For each line below that contains the string "existencia", copy that line.

·····

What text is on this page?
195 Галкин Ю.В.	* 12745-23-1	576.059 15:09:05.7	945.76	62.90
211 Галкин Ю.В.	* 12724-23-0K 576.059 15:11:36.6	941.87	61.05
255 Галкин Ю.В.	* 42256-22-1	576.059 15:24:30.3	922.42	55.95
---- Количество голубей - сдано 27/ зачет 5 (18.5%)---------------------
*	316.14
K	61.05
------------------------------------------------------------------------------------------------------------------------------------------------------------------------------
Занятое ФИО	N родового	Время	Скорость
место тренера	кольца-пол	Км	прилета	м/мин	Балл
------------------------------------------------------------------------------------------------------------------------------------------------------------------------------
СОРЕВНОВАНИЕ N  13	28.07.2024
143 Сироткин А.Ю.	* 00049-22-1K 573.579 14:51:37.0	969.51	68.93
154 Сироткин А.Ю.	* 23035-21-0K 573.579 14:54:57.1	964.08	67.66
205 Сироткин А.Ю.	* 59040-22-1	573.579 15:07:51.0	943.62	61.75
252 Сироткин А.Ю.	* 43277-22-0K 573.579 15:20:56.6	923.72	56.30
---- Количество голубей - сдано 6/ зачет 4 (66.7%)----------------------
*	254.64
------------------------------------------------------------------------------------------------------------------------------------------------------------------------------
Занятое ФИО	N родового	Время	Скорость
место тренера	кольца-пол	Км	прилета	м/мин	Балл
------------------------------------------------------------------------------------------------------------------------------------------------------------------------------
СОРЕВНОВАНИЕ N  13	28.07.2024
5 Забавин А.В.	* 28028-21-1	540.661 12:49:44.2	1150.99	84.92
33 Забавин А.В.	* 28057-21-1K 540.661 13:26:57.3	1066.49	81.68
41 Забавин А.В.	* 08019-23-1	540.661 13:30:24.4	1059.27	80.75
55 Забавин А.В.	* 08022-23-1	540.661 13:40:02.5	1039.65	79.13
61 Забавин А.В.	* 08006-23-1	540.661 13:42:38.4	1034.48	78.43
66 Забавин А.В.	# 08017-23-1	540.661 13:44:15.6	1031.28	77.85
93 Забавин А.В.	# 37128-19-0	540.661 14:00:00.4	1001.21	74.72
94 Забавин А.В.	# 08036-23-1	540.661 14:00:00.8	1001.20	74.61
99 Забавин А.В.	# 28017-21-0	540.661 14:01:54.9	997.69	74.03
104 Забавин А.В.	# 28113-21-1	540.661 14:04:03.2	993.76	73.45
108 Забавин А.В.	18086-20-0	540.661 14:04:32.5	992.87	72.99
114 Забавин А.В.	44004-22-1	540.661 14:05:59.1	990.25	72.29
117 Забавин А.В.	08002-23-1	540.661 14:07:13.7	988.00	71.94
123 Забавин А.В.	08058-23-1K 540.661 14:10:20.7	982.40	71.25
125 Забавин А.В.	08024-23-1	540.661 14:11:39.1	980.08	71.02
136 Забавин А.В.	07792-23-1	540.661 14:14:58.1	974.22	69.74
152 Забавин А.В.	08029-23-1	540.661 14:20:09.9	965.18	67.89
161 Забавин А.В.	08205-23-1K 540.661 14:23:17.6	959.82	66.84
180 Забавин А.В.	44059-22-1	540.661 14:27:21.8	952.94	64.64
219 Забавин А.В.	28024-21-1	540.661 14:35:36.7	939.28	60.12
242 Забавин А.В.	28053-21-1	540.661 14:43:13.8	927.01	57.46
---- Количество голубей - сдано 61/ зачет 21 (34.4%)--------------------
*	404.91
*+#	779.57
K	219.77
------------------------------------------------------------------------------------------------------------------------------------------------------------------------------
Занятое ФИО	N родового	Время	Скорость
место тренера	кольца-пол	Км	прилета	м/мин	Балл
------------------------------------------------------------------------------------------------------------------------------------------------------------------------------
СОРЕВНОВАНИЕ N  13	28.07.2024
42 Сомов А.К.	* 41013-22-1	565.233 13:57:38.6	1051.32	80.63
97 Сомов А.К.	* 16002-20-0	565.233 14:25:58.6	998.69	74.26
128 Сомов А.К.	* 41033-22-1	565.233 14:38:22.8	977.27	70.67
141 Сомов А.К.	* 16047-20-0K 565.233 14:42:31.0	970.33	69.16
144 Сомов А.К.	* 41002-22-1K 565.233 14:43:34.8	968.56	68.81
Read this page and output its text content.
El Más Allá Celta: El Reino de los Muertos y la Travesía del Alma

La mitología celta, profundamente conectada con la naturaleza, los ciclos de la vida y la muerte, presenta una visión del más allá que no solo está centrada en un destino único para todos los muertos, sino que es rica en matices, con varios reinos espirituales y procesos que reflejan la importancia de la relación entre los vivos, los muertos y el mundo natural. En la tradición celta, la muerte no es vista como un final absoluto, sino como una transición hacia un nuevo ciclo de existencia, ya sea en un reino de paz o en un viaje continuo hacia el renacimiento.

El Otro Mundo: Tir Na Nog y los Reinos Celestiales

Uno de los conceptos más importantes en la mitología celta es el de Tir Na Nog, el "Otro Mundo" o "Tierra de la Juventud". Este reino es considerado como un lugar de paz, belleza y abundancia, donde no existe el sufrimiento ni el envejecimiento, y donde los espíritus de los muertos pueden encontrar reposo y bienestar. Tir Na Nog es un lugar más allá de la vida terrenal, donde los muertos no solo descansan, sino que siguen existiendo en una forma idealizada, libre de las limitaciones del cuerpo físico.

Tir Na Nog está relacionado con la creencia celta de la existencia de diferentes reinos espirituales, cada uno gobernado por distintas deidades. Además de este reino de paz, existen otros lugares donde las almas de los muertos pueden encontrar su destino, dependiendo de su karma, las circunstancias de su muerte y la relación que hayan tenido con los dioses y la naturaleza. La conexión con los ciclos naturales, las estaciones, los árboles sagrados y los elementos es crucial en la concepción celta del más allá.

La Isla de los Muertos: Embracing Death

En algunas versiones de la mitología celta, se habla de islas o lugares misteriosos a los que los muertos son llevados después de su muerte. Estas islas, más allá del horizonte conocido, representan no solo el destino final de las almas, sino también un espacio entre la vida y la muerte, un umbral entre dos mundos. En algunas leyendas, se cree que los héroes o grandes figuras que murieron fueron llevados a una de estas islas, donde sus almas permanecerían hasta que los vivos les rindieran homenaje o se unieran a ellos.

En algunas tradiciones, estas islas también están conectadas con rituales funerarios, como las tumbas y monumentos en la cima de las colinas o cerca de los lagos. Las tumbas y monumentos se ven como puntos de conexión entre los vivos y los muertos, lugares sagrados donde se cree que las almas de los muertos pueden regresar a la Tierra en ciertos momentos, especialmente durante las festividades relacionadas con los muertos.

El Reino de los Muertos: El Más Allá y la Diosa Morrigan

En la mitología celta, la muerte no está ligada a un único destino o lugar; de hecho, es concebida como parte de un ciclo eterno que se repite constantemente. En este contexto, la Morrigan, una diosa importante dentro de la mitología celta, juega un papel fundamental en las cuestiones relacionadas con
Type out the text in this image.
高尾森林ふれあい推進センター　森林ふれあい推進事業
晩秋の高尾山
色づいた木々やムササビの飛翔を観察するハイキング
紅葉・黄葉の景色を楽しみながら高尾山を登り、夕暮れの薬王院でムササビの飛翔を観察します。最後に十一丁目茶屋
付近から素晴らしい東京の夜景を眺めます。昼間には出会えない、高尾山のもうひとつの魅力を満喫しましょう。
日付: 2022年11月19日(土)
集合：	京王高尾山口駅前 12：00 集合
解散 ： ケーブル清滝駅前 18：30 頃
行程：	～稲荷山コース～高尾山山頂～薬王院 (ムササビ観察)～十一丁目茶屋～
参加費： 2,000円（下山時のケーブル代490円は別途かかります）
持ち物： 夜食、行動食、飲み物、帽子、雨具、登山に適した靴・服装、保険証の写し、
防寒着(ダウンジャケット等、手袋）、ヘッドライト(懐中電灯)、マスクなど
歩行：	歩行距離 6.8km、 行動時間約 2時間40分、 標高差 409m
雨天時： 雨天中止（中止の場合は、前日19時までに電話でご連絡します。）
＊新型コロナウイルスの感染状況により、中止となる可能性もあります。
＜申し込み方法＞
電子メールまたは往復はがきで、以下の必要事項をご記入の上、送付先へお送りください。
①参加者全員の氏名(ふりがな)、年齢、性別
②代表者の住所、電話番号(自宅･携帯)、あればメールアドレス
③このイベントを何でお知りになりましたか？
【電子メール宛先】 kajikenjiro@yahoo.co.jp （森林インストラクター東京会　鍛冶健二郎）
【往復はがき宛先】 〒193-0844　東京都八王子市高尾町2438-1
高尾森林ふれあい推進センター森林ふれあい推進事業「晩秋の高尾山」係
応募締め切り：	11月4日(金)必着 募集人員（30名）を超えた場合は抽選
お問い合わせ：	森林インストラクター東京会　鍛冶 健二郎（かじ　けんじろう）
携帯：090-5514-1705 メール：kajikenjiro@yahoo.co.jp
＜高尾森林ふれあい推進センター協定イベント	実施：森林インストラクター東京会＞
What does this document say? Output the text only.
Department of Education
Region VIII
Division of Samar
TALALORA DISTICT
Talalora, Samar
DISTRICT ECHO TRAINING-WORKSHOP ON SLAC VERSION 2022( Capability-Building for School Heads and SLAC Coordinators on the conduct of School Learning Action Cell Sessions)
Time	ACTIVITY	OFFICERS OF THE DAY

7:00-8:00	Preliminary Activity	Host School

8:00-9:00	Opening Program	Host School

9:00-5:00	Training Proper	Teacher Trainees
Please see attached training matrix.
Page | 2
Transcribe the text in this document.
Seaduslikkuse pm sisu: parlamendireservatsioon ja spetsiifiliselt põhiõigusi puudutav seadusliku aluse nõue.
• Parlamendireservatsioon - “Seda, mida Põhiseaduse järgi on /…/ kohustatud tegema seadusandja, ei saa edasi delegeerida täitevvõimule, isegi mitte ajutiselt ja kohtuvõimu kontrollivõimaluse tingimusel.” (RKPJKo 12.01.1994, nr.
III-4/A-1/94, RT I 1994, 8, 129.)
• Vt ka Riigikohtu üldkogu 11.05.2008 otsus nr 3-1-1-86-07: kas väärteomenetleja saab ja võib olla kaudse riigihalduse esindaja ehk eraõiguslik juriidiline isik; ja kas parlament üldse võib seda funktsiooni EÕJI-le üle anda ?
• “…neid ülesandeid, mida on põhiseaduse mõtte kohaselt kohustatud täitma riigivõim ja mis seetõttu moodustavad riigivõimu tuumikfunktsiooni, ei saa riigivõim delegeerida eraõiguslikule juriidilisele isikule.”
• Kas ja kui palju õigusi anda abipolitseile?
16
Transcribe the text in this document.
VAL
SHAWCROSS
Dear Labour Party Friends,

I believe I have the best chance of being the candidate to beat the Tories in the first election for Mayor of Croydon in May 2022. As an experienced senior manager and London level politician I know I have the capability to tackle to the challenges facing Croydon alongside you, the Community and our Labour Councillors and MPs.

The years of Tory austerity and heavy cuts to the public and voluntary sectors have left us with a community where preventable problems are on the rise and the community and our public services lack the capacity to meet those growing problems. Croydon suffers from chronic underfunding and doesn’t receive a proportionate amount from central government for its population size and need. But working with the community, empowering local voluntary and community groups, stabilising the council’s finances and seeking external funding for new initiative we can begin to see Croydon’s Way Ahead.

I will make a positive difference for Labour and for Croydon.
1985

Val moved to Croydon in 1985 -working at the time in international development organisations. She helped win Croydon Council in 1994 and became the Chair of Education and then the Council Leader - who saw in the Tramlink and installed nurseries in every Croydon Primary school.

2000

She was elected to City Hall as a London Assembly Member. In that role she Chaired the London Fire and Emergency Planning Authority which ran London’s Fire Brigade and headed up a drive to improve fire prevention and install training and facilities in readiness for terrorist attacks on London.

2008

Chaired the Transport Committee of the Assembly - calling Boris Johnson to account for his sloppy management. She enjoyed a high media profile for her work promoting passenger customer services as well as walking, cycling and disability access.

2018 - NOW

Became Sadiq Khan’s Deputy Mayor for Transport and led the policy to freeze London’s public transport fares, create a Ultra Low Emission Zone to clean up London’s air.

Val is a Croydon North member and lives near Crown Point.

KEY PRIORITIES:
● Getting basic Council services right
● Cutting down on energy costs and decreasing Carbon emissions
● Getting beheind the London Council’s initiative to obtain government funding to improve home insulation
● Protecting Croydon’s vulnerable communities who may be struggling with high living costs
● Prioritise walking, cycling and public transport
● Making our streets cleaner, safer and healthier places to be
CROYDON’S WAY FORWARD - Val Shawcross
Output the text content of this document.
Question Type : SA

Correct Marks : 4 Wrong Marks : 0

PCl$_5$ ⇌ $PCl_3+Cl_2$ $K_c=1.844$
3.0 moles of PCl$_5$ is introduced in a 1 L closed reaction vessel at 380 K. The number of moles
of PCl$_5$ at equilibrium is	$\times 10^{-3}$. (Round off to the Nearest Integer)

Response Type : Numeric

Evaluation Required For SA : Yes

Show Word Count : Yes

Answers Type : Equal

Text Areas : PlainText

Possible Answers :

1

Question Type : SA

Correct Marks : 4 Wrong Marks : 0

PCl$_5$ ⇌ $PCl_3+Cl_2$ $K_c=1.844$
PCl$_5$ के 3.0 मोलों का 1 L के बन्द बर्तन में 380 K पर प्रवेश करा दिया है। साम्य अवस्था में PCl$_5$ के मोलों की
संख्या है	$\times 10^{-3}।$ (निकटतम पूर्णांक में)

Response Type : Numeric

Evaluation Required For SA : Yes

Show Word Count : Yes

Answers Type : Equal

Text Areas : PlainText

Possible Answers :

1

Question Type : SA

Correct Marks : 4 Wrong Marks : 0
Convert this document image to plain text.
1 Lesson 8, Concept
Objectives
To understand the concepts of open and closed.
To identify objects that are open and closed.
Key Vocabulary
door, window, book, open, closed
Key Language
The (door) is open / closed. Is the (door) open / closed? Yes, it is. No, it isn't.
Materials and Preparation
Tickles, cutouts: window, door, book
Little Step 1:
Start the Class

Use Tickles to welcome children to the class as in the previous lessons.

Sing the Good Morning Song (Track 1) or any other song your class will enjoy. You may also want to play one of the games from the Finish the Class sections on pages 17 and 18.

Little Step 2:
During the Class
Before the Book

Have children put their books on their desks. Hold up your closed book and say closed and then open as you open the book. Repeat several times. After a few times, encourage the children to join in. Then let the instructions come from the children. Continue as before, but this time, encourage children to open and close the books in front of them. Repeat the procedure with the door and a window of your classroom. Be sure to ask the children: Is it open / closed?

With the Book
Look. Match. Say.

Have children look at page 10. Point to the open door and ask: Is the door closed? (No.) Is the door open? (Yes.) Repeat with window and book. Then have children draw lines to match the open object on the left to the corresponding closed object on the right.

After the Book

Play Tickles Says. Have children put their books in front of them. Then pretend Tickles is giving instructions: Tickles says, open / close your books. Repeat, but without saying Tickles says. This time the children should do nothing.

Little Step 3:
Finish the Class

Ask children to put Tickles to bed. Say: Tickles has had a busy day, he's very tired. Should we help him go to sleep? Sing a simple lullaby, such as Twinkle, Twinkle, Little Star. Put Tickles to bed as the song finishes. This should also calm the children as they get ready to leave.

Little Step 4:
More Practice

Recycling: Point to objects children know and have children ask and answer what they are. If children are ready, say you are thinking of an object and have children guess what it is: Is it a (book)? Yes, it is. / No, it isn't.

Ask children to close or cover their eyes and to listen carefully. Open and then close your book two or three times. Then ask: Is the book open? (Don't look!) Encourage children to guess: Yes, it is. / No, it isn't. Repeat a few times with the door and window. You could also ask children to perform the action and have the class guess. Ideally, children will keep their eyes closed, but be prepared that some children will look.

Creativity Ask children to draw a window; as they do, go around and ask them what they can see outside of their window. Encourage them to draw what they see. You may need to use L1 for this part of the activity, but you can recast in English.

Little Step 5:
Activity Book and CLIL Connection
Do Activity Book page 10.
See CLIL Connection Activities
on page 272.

·····

:: The result ::
La mitología celta, profundamente conectada con la naturaleza, los ciclos de la vida y la muerte, presenta una visión del más allá que no solo está centrada en un destino único para todos los muertos, sino que es rica en matices, con varios reinos espirituales y procesos que reflejan la importancia de la relación entre los vivos, los muertos y el mundo natural. En la tradición celta, la muerte no es vista como un final absoluto, sino como una transición hacia un nuevo ciclo de existencia, ya sea en un reino de paz o en un viaje continuo hacia el renacimiento.
Tir Na Nog está relacionado con la creencia celta de la existencia de diferentes reinos espirituales, cada uno gobernado por distintas deidades. Además de este reino de paz, existen otros lugares donde las almas de los muertos pueden encontrar su destino, dependiendo de su karma, las circunstancias de su muerte y la relación que hayan tenido con los dioses y la naturaleza. La conexión con los ciclos naturales, las estaciones, los árboles sagrados y los elementos es crucial en la concepción celta del más allá.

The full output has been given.